YOUR GOAL
Output each entry exactly; skip nothing.

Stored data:
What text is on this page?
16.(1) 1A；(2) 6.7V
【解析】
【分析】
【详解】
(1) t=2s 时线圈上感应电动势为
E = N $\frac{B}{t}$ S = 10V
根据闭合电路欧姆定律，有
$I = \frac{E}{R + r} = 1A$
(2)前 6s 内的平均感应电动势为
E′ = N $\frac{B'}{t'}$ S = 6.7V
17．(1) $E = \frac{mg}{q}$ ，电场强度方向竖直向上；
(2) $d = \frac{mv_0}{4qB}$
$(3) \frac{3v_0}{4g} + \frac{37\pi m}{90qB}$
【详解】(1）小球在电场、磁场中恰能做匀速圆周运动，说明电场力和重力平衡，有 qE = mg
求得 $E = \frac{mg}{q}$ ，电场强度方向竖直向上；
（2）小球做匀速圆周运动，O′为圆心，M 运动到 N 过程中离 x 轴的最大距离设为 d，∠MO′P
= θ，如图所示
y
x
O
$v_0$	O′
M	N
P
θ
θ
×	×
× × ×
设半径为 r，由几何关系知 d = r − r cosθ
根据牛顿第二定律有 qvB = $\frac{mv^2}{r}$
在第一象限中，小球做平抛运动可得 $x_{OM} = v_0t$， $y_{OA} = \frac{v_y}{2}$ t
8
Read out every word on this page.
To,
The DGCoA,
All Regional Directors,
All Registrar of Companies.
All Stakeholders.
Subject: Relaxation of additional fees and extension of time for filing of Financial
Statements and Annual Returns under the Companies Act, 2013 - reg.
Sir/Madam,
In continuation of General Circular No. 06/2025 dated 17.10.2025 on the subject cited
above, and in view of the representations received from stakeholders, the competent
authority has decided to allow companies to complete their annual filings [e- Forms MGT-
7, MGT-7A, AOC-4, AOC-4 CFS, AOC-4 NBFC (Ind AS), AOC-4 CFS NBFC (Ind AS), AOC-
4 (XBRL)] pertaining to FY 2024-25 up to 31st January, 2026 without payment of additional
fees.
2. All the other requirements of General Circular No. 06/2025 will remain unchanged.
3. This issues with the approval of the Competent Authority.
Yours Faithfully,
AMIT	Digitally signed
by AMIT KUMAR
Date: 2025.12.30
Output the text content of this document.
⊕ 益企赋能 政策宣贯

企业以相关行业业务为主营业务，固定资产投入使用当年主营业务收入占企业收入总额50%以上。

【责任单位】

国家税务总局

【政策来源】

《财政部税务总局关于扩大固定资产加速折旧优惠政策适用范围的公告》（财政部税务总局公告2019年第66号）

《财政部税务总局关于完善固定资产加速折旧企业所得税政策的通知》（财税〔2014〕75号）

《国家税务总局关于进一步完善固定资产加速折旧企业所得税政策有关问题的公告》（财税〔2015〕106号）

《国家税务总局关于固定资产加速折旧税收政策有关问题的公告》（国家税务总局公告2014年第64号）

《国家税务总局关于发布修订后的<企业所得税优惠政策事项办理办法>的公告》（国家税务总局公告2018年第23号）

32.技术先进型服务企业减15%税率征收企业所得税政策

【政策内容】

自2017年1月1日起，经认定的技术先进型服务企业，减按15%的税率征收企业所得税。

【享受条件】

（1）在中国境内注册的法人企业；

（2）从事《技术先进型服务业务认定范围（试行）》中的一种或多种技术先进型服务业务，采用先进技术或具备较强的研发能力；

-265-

OUTPUT
What text is on this page?
16.(1) 1A；(2) 6.7V
【解析】
【分析】
【详解】
(1) t=2s 时线圈上感应电动势为
E = N $\frac{B}{t}$ S = 10V
根据闭合电路欧姆定律，有
$I = \frac{E}{R + r} = 1A$
(2)前 6s 内的平均感应电动势为
E′ = N $\frac{B'}{t'}$ S = 6.7V
17．(1) $E = \frac{mg}{q}$ ，电场强度方向竖直向上；
(2) $d = \frac{mv_0}{4qB}$
$(3) \frac{3v_0}{4g} + \frac{37\pi m}{90qB}$
【详解】(1）小球在电场、磁场中恰能做匀速圆周运动，说明电场力和重力平衡，有 qE = mg
求得 $E = \frac{mg}{q}$ ，电场强度方向竖直向上；
（2）小球做匀速圆周运动，O′为圆心，M 运动到 N 过程中离 x 轴的最大距离设为 d，∠MO′P
= θ，如图所示
y
x
O
$v_0$	O′
M	N
P
θ
θ
×	×
× × ×
设半径为 r，由几何关系知 d = r − r cosθ
根据牛顿第二定律有 qvB = $\frac{mv^2}{r}$
在第一象限中，小球做平抛运动可得 $x_{OM} = v_0t$， $y_{OA} = \frac{v_y}{2}$ t
8
Read out every word on this page.
To,
The DGCoA,
All Regional Directors,
All Registrar of Companies.
All Stakeholders.
Subject: Relaxation of additional fees and extension of time for filing of Financial
Statements and Annual Returns under the Companies Act, 2013 - reg.
Sir/Madam,
In continuation of General Circular No. 06/2025 dated 17.10.2025 on the subject cited
above, and in view of the representations received from stakeholders, the competent
authority has decided to allow companies to complete their annual filings [e- Forms MGT-
7, MGT-7A, AOC-4, AOC-4 CFS, AOC-4 NBFC (Ind AS), AOC-4 CFS NBFC (Ind AS), AOC-
4 (XBRL)] pertaining to FY 2024-25 up to 31st January, 2026 without payment of additional
fees.
2. All the other requirements of General Circular No. 06/2025 will remain unchanged.
3. This issues with the approval of the Competent Authority.
Yours Faithfully,
AMIT	Digitally signed
by AMIT KUMAR
Date: 2025.12.30
Output the text content of this document.
⊕ 益企赋能 政策宣贯

企业以相关行业业务为主营业务，固定资产投入使用当年主营业务收入占企业收入总额50%以上。

【责任单位】

国家税务总局

【政策来源】

《财政部税务总局关于扩大固定资产加速折旧优惠政策适用范围的公告》（财政部税务总局公告2019年第66号）

《财政部税务总局关于完善固定资产加速折旧企业所得税政策的通知》（财税〔2014〕75号）

《国家税务总局关于进一步完善固定资产加速折旧企业所得税政策有关问题的公告》（财税〔2015〕106号）

《国家税务总局关于固定资产加速折旧税收政策有关问题的公告》（国家税务总局公告2014年第64号）

《国家税务总局关于发布修订后的<企业所得税优惠政策事项办理办法>的公告》（国家税务总局公告2018年第23号）

32.技术先进型服务企业减15%税率征收企业所得税政策

【政策内容】

自2017年1月1日起，经认定的技术先进型服务企业，减按15%的税率征收企业所得税。

【享受条件】

（1）在中国境内注册的法人企业；

（2）从事《技术先进型服务业务认定范围（试行）》中的一种或多种技术先进型服务业务，采用先进技术或具备较强的研发能力；

-265-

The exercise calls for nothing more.